Listed entries »
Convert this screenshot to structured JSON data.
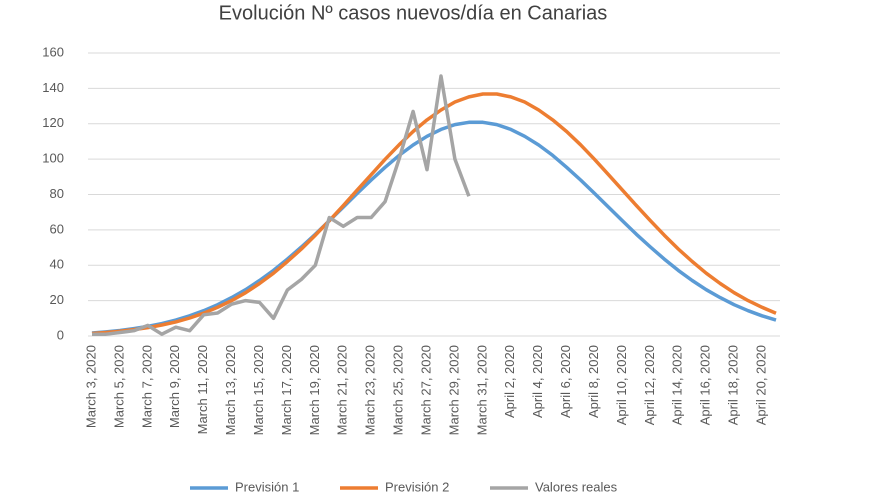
{
  "chart_data": {
    "type": "line",
    "title": "Evolución Nº casos nuevos/día en Canarias",
    "categories": [
      "March 3, 2020",
      null,
      "March 5, 2020",
      null,
      "March 7, 2020",
      null,
      "March 9, 2020",
      null,
      "March 11, 2020",
      null,
      "March 13, 2020",
      null,
      "March 15, 2020",
      null,
      "March 17, 2020",
      null,
      "March 19, 2020",
      null,
      "March 21, 2020",
      null,
      "March 23, 2020",
      null,
      "March 25, 2020",
      null,
      "March 27, 2020",
      null,
      "March 29, 2020",
      null,
      "March 31, 2020",
      null,
      "April 2, 2020",
      null,
      "April 4, 2020",
      null,
      "April 6, 2020",
      null,
      "April 8, 2020",
      null,
      "April 10, 2020",
      null,
      "April 12, 2020",
      null,
      "April 14, 2020",
      null,
      "April 16, 2020",
      null,
      "April 18, 2020",
      null,
      "April 20, 2020",
      null
    ],
    "series": [
      {
        "name": "Previsión 1",
        "color": "#5b9bd5",
        "values": [
          1.7,
          2.3,
          3.1,
          4.2,
          5.4,
          7.0,
          9.0,
          11.4,
          14.3,
          17.7,
          21.7,
          26.2,
          31.4,
          37.1,
          43.5,
          50.3,
          57.5,
          65.2,
          72.9,
          80.6,
          88.2,
          95.4,
          102.1,
          108,
          112.9,
          116.8,
          119.5,
          120.8,
          120.8,
          119.5,
          116.8,
          112.9,
          108,
          102.1,
          95.4,
          88.2,
          80.6,
          72.9,
          65.2,
          57.5,
          50.3,
          43.5,
          37.1,
          31.4,
          26.2,
          21.7,
          17.7,
          14.3,
          11.4,
          9.0
        ]
      },
      {
        "name": "Previsión 2",
        "color": "#ed7d31",
        "values": [
          1.4,
          2.0,
          2.7,
          3.6,
          4.7,
          6.2,
          8.0,
          10.2,
          12.9,
          16.2,
          20.0,
          24.5,
          29.7,
          35.5,
          42.1,
          49.2,
          57.0,
          65.2,
          73.7,
          82.5,
          91.2,
          99.9,
          108.1,
          115.6,
          122.2,
          127.8,
          132.3,
          135.2,
          136.8,
          136.8,
          135.2,
          132.3,
          127.8,
          122.2,
          115.6,
          108.1,
          99.9,
          91.2,
          82.5,
          73.7,
          65.2,
          57.0,
          49.2,
          42.1,
          35.5,
          29.7,
          24.5,
          20.0,
          16.2,
          12.9
        ]
      },
      {
        "name": "Valores reales",
        "color": "#a5a5a5",
        "values": [
          1,
          1,
          2,
          3,
          6,
          1,
          5,
          3,
          12,
          13,
          18,
          20,
          19,
          10,
          26,
          32,
          40,
          67,
          62,
          67,
          67,
          76,
          100,
          127,
          94,
          147,
          100,
          79,
          null,
          null,
          null,
          null,
          null,
          null,
          null,
          null,
          null,
          null,
          null,
          null,
          null,
          null,
          null,
          null,
          null,
          null,
          null,
          null,
          null,
          null
        ]
      }
    ],
    "ylim": [
      0,
      160
    ],
    "yticks": [
      0,
      20,
      40,
      60,
      80,
      100,
      120,
      140,
      160
    ],
    "grid": true,
    "legend": "bottom"
  }
}
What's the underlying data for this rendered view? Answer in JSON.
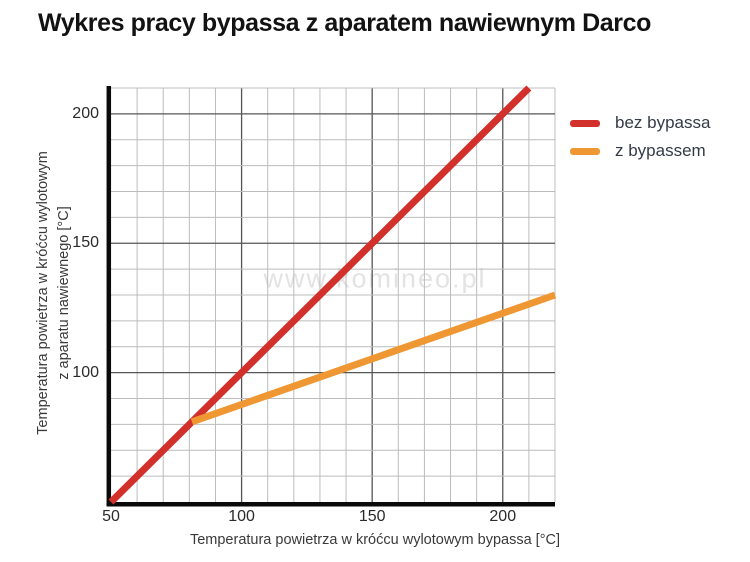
{
  "page": {
    "watermark": "www.komineo.pl"
  },
  "chart_data": {
    "type": "line",
    "title": "Wykres pracy bypassa z aparatem nawiewnym Darco",
    "xlabel": "Temperatura powietrza w króćcu wylotowym bypassa [°C]",
    "ylabel": "Temperatura powietrza w króćcu wylotowym z aparatu nawiewnego [°C]",
    "ylabel_lines": [
      "Temperatura powietrza w króćcu wylotowym",
      "z aparatu nawiewnego [°C]"
    ],
    "xlim": [
      50,
      220
    ],
    "ylim": [
      50,
      210
    ],
    "x_ticks": [
      50,
      100,
      150,
      200
    ],
    "y_ticks": [
      100,
      150,
      200
    ],
    "minor_grid_step": 10,
    "major_grid_step": 50,
    "grid": true,
    "legend_position": "top-right",
    "watermark": "www.komineo.pl",
    "colors": {
      "axis": "#0a0a0a",
      "grid_minor": "#bcbcbc",
      "grid_major": "#565656",
      "series_red": "#d2302b",
      "series_orange": "#ef9732"
    },
    "series": [
      {
        "name": "bez bypassa",
        "color": "#d2302b",
        "points": [
          [
            50,
            50
          ],
          [
            210,
            210
          ]
        ]
      },
      {
        "name": "z bypassem",
        "color": "#ef9732",
        "points": [
          [
            81,
            81
          ],
          [
            220,
            130
          ]
        ]
      }
    ]
  }
}
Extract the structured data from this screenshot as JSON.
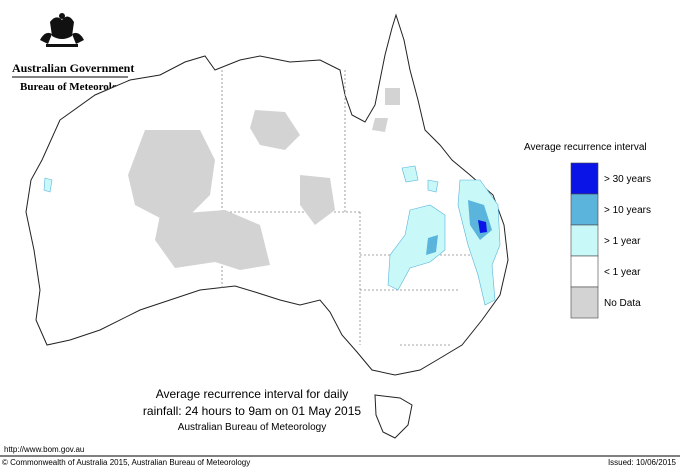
{
  "header": {
    "government": "Australian Government",
    "bureau": "Bureau of Meteorology"
  },
  "legend": {
    "title": "Average recurrence interval",
    "items": [
      {
        "label": "> 30 years",
        "color": "#0a14e6"
      },
      {
        "label": "> 10 years",
        "color": "#5ab4dc"
      },
      {
        "label": "> 1 year",
        "color": "#c8f8f8"
      },
      {
        "label": "< 1 year",
        "color": "#ffffff"
      },
      {
        "label": "No Data",
        "color": "#d3d3d3"
      }
    ]
  },
  "caption": {
    "line1": "Average recurrence interval for daily",
    "line2": "rainfall: 24 hours to 9am on 01 May 2015",
    "source": "Australian Bureau of Meteorology"
  },
  "footer": {
    "url": "http://www.bom.gov.au",
    "copyright": "© Commonwealth of Australia 2015, Australian Bureau of Meteorology",
    "issued": "Issued: 10/06/2015"
  }
}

What is needed » Exactly reproduce each record, leaving out any pictures.

Result of this task »
Convert this screenshot to structured JSON data.
{
  "chart_data": {
    "type": "line",
    "title": "Evolución Nº casos nuevos/día en Canarias",
    "categories": [
      "March 3, 2020",
      null,
      "March 5, 2020",
      null,
      "March 7, 2020",
      null,
      "March 9, 2020",
      null,
      "March 11, 2020",
      null,
      "March 13, 2020",
      null,
      "March 15, 2020",
      null,
      "March 17, 2020",
      null,
      "March 19, 2020",
      null,
      "March 21, 2020",
      null,
      "March 23, 2020",
      null,
      "March 25, 2020",
      null,
      "March 27, 2020",
      null,
      "March 29, 2020",
      null,
      "March 31, 2020",
      null,
      "April 2, 2020",
      null,
      "April 4, 2020",
      null,
      "April 6, 2020",
      null,
      "April 8, 2020",
      null,
      "April 10, 2020",
      null,
      "April 12, 2020",
      null,
      "April 14, 2020",
      null,
      "April 16, 2020",
      null,
      "April 18, 2020",
      null,
      "April 20, 2020",
      null
    ],
    "series": [
      {
        "name": "Previsión 1",
        "color": "#5b9bd5",
        "values": [
          1.7,
          2.3,
          3.1,
          4.2,
          5.4,
          7.0,
          9.0,
          11.4,
          14.3,
          17.7,
          21.7,
          26.2,
          31.4,
          37.1,
          43.5,
          50.3,
          57.5,
          65.2,
          72.9,
          80.6,
          88.2,
          95.4,
          102.1,
          108,
          112.9,
          116.8,
          119.5,
          120.8,
          120.8,
          119.5,
          116.8,
          112.9,
          108,
          102.1,
          95.4,
          88.2,
          80.6,
          72.9,
          65.2,
          57.5,
          50.3,
          43.5,
          37.1,
          31.4,
          26.2,
          21.7,
          17.7,
          14.3,
          11.4,
          9.0
        ]
      },
      {
        "name": "Previsión 2",
        "color": "#ed7d31",
        "values": [
          1.4,
          2.0,
          2.7,
          3.6,
          4.7,
          6.2,
          8.0,
          10.2,
          12.9,
          16.2,
          20.0,
          24.5,
          29.7,
          35.5,
          42.1,
          49.2,
          57.0,
          65.2,
          73.7,
          82.5,
          91.2,
          99.9,
          108.1,
          115.6,
          122.2,
          127.8,
          132.3,
          135.2,
          136.8,
          136.8,
          135.2,
          132.3,
          127.8,
          122.2,
          115.6,
          108.1,
          99.9,
          91.2,
          82.5,
          73.7,
          65.2,
          57.0,
          49.2,
          42.1,
          35.5,
          29.7,
          24.5,
          20.0,
          16.2,
          12.9
        ]
      },
      {
        "name": "Valores reales",
        "color": "#a5a5a5",
        "values": [
          1,
          1,
          2,
          3,
          6,
          1,
          5,
          3,
          12,
          13,
          18,
          20,
          19,
          10,
          26,
          32,
          40,
          67,
          62,
          67,
          67,
          76,
          100,
          127,
          94,
          147,
          100,
          79,
          null,
          null,
          null,
          null,
          null,
          null,
          null,
          null,
          null,
          null,
          null,
          null,
          null,
          null,
          null,
          null,
          null,
          null,
          null,
          null,
          null,
          null
        ]
      }
    ],
    "ylim": [
      0,
      160
    ],
    "yticks": [
      0,
      20,
      40,
      60,
      80,
      100,
      120,
      140,
      160
    ],
    "grid": true,
    "legend": "bottom"
  }
}
What's the underlying data for this rendered view? Answer in JSON.
{
  "page": {
    "watermark": "www.komineo.pl"
  },
  "chart_data": {
    "type": "line",
    "title": "Wykres pracy bypassa z aparatem nawiewnym Darco",
    "xlabel": "Temperatura powietrza w króćcu wylotowym bypassa [°C]",
    "ylabel": "Temperatura powietrza w króćcu wylotowym z aparatu nawiewnego [°C]",
    "ylabel_lines": [
      "Temperatura powietrza w króćcu wylotowym",
      "z aparatu nawiewnego [°C]"
    ],
    "xlim": [
      50,
      220
    ],
    "ylim": [
      50,
      210
    ],
    "x_ticks": [
      50,
      100,
      150,
      200
    ],
    "y_ticks": [
      100,
      150,
      200
    ],
    "minor_grid_step": 10,
    "major_grid_step": 50,
    "grid": true,
    "legend_position": "top-right",
    "watermark": "www.komineo.pl",
    "colors": {
      "axis": "#0a0a0a",
      "grid_minor": "#bcbcbc",
      "grid_major": "#565656",
      "series_red": "#d2302b",
      "series_orange": "#ef9732"
    },
    "series": [
      {
        "name": "bez bypassa",
        "color": "#d2302b",
        "points": [
          [
            50,
            50
          ],
          [
            210,
            210
          ]
        ]
      },
      {
        "name": "z bypassem",
        "color": "#ef9732",
        "points": [
          [
            81,
            81
          ],
          [
            220,
            130
          ]
        ]
      }
    ]
  }
}
Extract the structured data from this screenshot as JSON.
{
  "header": {
    "government": "Australian Government",
    "bureau": "Bureau of Meteorology"
  },
  "legend": {
    "title": "Average recurrence interval",
    "items": [
      {
        "label": "> 30 years",
        "color": "#0a14e6"
      },
      {
        "label": "> 10 years",
        "color": "#5ab4dc"
      },
      {
        "label": "> 1 year",
        "color": "#c8f8f8"
      },
      {
        "label": "< 1 year",
        "color": "#ffffff"
      },
      {
        "label": "No Data",
        "color": "#d3d3d3"
      }
    ]
  },
  "caption": {
    "line1": "Average recurrence interval for daily",
    "line2": "rainfall: 24 hours to 9am on 01 May 2015",
    "source": "Australian Bureau of Meteorology"
  },
  "footer": {
    "url": "http://www.bom.gov.au",
    "copyright": "© Commonwealth of Australia 2015, Australian Bureau of Meteorology",
    "issued": "Issued: 10/06/2015"
  }
}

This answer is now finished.